Stated goal: Reproduce the data that follows in its entirety, character for character.

## Start

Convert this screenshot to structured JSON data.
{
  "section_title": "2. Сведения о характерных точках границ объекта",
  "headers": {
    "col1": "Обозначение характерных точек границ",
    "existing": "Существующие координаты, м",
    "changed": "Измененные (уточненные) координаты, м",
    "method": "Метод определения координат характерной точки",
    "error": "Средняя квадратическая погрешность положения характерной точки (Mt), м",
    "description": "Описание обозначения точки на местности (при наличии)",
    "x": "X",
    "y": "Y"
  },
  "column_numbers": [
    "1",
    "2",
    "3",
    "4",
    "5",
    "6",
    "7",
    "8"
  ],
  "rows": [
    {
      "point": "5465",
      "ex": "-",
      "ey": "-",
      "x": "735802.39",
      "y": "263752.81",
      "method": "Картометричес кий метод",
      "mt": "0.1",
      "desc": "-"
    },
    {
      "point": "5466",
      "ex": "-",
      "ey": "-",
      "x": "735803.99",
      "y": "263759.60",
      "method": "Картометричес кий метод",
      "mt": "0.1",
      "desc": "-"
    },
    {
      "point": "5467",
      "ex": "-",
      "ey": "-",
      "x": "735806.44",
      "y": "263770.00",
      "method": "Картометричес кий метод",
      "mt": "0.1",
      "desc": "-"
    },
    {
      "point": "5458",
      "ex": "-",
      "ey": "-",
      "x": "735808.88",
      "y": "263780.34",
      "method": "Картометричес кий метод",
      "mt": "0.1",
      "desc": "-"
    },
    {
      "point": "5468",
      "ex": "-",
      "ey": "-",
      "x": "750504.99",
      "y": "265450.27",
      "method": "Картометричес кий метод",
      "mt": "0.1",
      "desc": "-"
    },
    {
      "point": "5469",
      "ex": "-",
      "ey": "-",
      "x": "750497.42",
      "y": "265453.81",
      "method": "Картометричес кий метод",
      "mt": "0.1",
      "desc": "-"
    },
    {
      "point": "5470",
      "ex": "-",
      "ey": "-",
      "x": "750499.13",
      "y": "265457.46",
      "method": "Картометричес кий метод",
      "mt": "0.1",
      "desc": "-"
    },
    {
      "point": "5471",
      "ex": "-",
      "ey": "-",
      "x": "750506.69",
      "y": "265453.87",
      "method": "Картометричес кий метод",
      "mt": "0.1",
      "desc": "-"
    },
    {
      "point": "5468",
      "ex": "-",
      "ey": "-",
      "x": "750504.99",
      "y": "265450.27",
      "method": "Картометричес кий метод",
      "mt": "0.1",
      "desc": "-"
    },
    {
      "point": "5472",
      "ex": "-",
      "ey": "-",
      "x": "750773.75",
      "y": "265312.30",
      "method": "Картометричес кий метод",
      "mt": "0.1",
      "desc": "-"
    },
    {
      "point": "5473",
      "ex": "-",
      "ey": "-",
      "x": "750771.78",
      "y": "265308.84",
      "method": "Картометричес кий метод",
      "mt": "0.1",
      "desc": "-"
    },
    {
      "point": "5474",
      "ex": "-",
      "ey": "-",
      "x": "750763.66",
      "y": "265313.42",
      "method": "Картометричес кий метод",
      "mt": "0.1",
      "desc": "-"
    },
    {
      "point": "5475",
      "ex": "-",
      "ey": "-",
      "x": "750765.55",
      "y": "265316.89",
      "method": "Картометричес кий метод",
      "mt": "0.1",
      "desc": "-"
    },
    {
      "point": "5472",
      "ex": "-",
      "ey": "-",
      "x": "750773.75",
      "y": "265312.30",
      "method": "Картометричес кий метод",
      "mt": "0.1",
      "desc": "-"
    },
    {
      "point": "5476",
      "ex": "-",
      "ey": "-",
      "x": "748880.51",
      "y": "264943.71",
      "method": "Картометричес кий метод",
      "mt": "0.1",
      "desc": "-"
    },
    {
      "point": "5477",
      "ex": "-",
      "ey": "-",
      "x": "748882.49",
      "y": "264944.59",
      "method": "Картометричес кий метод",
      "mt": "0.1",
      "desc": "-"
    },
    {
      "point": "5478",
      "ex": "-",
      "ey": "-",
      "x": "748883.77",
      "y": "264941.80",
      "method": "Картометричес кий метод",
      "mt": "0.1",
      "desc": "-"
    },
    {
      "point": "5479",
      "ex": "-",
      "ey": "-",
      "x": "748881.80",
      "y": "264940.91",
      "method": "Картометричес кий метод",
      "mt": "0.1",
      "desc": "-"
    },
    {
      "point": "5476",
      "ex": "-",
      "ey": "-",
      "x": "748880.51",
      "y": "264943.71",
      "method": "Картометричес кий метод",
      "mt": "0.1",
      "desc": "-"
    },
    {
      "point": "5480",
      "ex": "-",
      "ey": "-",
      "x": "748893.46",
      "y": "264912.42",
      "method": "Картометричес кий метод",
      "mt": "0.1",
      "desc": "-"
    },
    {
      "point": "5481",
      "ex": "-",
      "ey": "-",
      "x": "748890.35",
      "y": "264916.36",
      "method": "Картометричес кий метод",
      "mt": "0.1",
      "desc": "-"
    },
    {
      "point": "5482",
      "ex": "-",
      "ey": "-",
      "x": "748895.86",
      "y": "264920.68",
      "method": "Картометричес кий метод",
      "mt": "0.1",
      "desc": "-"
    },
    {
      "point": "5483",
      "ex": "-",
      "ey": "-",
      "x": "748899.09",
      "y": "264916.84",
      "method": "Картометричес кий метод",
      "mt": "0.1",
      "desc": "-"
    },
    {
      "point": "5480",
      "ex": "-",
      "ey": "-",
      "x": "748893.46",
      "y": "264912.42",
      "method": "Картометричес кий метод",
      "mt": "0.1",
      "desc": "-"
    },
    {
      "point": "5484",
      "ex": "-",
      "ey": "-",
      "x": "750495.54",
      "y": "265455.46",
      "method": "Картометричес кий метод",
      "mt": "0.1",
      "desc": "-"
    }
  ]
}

## End

Exercise result:
Convert this screenshot to structured JSON data.
{
  "section_title": "2. Сведения о характерных точках границ объекта",
  "headers": {
    "col1": "Обозначение характерных точек границ",
    "existing": "Существующие координаты, м",
    "changed": "Измененные (уточненные) координаты, м",
    "method": "Метод определения координат характерной точки",
    "error": "Средняя квадратическая погрешность положения характерной точки (Mt), м",
    "description": "Описание обозначения точки на местности (при наличии)",
    "x": "X",
    "y": "Y"
  },
  "column_numbers": [
    "1",
    "2",
    "3",
    "4",
    "5",
    "6",
    "7",
    "8"
  ],
  "rows": [
    {
      "point": "5465",
      "ex": "-",
      "ey": "-",
      "x": "735802.39",
      "y": "263752.81",
      "method": "Картометричес кий метод",
      "mt": "0.1",
      "desc": "-"
    },
    {
      "point": "5466",
      "ex": "-",
      "ey": "-",
      "x": "735803.99",
      "y": "263759.60",
      "method": "Картометричес кий метод",
      "mt": "0.1",
      "desc": "-"
    },
    {
      "point": "5467",
      "ex": "-",
      "ey": "-",
      "x": "735806.44",
      "y": "263770.00",
      "method": "Картометричес кий метод",
      "mt": "0.1",
      "desc": "-"
    },
    {
      "point": "5458",
      "ex": "-",
      "ey": "-",
      "x": "735808.88",
      "y": "263780.34",
      "method": "Картометричес кий метод",
      "mt": "0.1",
      "desc": "-"
    },
    {
      "point": "5468",
      "ex": "-",
      "ey": "-",
      "x": "750504.99",
      "y": "265450.27",
      "method": "Картометричес кий метод",
      "mt": "0.1",
      "desc": "-"
    },
    {
      "point": "5469",
      "ex": "-",
      "ey": "-",
      "x": "750497.42",
      "y": "265453.81",
      "method": "Картометричес кий метод",
      "mt": "0.1",
      "desc": "-"
    },
    {
      "point": "5470",
      "ex": "-",
      "ey": "-",
      "x": "750499.13",
      "y": "265457.46",
      "method": "Картометричес кий метод",
      "mt": "0.1",
      "desc": "-"
    },
    {
      "point": "5471",
      "ex": "-",
      "ey": "-",
      "x": "750506.69",
      "y": "265453.87",
      "method": "Картометричес кий метод",
      "mt": "0.1",
      "desc": "-"
    },
    {
      "point": "5468",
      "ex": "-",
      "ey": "-",
      "x": "750504.99",
      "y": "265450.27",
      "method": "Картометричес кий метод",
      "mt": "0.1",
      "desc": "-"
    },
    {
      "point": "5472",
      "ex": "-",
      "ey": "-",
      "x": "750773.75",
      "y": "265312.30",
      "method": "Картометричес кий метод",
      "mt": "0.1",
      "desc": "-"
    },
    {
      "point": "5473",
      "ex": "-",
      "ey": "-",
      "x": "750771.78",
      "y": "265308.84",
      "method": "Картометричес кий метод",
      "mt": "0.1",
      "desc": "-"
    },
    {
      "point": "5474",
      "ex": "-",
      "ey": "-",
      "x": "750763.66",
      "y": "265313.42",
      "method": "Картометричес кий метод",
      "mt": "0.1",
      "desc": "-"
    },
    {
      "point": "5475",
      "ex": "-",
      "ey": "-",
      "x": "750765.55",
      "y": "265316.89",
      "method": "Картометричес кий метод",
      "mt": "0.1",
      "desc": "-"
    },
    {
      "point": "5472",
      "ex": "-",
      "ey": "-",
      "x": "750773.75",
      "y": "265312.30",
      "method": "Картометричес кий метод",
      "mt": "0.1",
      "desc": "-"
    },
    {
      "point": "5476",
      "ex": "-",
      "ey": "-",
      "x": "748880.51",
      "y": "264943.71",
      "method": "Картометричес кий метод",
      "mt": "0.1",
      "desc": "-"
    },
    {
      "point": "5477",
      "ex": "-",
      "ey": "-",
      "x": "748882.49",
      "y": "264944.59",
      "method": "Картометричес кий метод",
      "mt": "0.1",
      "desc": "-"
    },
    {
      "point": "5478",
      "ex": "-",
      "ey": "-",
      "x": "748883.77",
      "y": "264941.80",
      "method": "Картометричес кий метод",
      "mt": "0.1",
      "desc": "-"
    },
    {
      "point": "5479",
      "ex": "-",
      "ey": "-",
      "x": "748881.80",
      "y": "264940.91",
      "method": "Картометричес кий метод",
      "mt": "0.1",
      "desc": "-"
    },
    {
      "point": "5476",
      "ex": "-",
      "ey": "-",
      "x": "748880.51",
      "y": "264943.71",
      "method": "Картометричес кий метод",
      "mt": "0.1",
      "desc": "-"
    },
    {
      "point": "5480",
      "ex": "-",
      "ey": "-",
      "x": "748893.46",
      "y": "264912.42",
      "method": "Картометричес кий метод",
      "mt": "0.1",
      "desc": "-"
    },
    {
      "point": "5481",
      "ex": "-",
      "ey": "-",
      "x": "748890.35",
      "y": "264916.36",
      "method": "Картометричес кий метод",
      "mt": "0.1",
      "desc": "-"
    },
    {
      "point": "5482",
      "ex": "-",
      "ey": "-",
      "x": "748895.86",
      "y": "264920.68",
      "method": "Картометричес кий метод",
      "mt": "0.1",
      "desc": "-"
    },
    {
      "point": "5483",
      "ex": "-",
      "ey": "-",
      "x": "748899.09",
      "y": "264916.84",
      "method": "Картометричес кий метод",
      "mt": "0.1",
      "desc": "-"
    },
    {
      "point": "5480",
      "ex": "-",
      "ey": "-",
      "x": "748893.46",
      "y": "264912.42",
      "method": "Картометричес кий метод",
      "mt": "0.1",
      "desc": "-"
    },
    {
      "point": "5484",
      "ex": "-",
      "ey": "-",
      "x": "750495.54",
      "y": "265455.46",
      "method": "Картометричес кий метод",
      "mt": "0.1",
      "desc": "-"
    }
  ]
}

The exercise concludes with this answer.